Filter these entries so that only lines with the word "heading" remain.
───── Stored records ─────
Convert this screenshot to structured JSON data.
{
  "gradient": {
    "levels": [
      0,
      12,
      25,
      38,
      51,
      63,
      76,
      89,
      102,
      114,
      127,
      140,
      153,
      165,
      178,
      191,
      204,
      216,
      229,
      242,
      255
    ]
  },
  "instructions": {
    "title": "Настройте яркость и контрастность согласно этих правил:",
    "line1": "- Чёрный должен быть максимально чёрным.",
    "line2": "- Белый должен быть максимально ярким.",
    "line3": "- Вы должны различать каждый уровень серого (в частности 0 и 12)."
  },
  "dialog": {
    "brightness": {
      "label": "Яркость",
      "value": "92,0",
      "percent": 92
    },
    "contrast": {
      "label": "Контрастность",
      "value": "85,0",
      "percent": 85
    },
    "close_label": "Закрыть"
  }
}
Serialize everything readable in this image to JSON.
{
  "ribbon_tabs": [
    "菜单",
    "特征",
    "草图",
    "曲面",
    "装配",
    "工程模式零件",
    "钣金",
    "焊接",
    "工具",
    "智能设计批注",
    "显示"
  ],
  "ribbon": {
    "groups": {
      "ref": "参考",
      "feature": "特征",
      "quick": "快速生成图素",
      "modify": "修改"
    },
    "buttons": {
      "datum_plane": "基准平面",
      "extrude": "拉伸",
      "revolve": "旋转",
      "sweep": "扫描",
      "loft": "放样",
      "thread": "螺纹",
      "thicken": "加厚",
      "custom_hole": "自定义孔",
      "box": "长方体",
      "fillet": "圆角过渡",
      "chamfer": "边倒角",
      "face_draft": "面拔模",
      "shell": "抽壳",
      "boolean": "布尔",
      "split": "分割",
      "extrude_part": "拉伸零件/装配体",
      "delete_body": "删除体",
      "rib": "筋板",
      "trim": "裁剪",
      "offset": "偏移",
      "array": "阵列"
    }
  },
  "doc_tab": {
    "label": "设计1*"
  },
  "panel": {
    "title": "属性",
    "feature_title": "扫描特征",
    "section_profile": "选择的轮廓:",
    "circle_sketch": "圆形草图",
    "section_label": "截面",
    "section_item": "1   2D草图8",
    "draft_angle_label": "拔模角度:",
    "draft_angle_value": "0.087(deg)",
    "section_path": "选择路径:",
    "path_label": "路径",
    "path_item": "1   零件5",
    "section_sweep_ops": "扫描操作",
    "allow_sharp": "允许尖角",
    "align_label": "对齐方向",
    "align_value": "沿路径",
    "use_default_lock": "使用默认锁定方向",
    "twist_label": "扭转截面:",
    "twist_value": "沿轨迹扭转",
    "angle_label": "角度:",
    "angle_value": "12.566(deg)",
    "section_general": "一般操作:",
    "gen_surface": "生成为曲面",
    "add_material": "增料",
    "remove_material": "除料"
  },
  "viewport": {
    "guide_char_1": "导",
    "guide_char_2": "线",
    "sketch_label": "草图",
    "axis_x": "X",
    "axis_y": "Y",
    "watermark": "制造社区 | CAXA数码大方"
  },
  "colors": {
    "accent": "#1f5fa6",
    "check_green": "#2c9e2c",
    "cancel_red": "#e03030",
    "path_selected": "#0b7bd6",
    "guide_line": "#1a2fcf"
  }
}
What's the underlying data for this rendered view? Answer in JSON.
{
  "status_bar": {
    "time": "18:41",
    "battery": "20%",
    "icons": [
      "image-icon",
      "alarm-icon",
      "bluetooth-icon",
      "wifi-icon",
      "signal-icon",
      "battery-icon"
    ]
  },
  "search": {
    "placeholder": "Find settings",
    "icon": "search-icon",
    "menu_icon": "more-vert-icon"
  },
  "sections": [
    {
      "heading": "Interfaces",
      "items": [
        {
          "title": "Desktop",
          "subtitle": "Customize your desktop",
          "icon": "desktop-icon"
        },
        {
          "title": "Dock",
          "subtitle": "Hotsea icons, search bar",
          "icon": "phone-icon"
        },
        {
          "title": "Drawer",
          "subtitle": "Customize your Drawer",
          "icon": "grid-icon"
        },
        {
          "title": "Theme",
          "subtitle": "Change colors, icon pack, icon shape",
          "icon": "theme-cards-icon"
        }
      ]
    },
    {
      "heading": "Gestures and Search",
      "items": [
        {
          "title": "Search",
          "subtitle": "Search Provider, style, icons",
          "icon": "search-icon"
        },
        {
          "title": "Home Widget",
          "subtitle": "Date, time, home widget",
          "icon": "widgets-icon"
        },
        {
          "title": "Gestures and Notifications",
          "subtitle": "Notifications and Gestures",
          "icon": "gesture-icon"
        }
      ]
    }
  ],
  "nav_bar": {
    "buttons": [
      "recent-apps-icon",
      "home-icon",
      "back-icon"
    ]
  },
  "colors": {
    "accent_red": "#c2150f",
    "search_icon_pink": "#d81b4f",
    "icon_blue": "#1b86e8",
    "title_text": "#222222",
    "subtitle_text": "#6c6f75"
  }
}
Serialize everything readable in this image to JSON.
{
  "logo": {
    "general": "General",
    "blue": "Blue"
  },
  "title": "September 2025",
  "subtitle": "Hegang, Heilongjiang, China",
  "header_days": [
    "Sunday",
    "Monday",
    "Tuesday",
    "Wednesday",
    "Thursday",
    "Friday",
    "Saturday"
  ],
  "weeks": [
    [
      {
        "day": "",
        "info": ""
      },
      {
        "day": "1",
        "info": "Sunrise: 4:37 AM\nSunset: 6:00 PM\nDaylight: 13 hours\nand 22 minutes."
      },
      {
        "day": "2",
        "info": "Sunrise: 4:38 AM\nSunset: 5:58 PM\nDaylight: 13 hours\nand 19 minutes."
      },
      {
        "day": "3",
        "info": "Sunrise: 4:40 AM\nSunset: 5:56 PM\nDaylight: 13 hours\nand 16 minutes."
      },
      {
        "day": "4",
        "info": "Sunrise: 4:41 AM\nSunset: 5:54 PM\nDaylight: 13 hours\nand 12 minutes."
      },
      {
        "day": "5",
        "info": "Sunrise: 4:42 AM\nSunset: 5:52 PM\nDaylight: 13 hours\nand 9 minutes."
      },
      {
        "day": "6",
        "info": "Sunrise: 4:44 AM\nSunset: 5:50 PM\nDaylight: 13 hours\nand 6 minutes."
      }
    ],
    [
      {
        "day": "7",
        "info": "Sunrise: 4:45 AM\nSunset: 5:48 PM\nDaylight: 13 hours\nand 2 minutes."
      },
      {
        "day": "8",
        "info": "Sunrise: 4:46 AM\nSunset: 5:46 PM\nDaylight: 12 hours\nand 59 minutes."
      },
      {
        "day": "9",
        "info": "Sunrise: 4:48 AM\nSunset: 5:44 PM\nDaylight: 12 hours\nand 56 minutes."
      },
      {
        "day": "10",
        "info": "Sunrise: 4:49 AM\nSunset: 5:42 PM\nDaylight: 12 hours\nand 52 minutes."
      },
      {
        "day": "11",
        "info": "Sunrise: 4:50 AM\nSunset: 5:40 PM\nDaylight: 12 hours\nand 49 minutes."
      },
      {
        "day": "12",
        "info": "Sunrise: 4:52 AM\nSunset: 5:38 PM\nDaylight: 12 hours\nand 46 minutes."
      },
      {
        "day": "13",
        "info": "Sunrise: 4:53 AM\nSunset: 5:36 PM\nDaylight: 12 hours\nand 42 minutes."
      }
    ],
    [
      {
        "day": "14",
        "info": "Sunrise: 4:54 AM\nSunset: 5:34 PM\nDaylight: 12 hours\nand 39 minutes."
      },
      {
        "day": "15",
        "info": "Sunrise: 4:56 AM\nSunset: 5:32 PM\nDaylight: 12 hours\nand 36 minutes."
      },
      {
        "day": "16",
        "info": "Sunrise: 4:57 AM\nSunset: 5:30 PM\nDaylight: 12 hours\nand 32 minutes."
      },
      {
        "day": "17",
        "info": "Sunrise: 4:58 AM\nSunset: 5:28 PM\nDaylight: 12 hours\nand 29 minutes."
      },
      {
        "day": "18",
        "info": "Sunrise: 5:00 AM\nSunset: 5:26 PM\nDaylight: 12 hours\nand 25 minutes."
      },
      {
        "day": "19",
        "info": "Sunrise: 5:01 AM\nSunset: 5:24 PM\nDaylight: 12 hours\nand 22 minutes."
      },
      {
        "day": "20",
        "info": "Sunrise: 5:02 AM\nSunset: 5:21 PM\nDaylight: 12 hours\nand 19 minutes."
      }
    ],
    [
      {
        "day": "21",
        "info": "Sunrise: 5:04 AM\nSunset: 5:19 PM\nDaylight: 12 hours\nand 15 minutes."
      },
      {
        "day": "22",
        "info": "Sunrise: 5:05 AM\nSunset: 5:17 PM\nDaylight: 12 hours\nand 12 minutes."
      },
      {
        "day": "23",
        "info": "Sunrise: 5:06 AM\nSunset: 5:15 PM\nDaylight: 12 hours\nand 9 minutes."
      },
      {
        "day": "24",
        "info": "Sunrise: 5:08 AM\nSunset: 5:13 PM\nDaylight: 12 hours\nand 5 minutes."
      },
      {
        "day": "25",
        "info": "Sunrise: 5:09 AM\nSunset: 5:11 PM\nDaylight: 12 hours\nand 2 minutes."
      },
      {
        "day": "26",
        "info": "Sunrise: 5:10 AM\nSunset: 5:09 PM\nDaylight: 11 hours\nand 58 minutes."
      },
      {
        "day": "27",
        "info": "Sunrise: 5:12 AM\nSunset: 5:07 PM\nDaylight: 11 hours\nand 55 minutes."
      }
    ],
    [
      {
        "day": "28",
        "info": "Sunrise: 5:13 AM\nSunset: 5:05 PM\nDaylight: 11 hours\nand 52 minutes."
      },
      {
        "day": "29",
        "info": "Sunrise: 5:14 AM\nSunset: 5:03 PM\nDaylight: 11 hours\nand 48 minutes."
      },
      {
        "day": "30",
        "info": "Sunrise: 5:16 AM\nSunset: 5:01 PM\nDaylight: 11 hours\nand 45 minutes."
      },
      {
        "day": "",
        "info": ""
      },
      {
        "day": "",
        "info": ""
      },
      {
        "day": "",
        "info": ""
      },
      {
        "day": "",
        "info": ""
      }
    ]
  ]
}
─────
→ Exercise response
      "heading": "Interfaces",
      "heading": "Gestures and Search",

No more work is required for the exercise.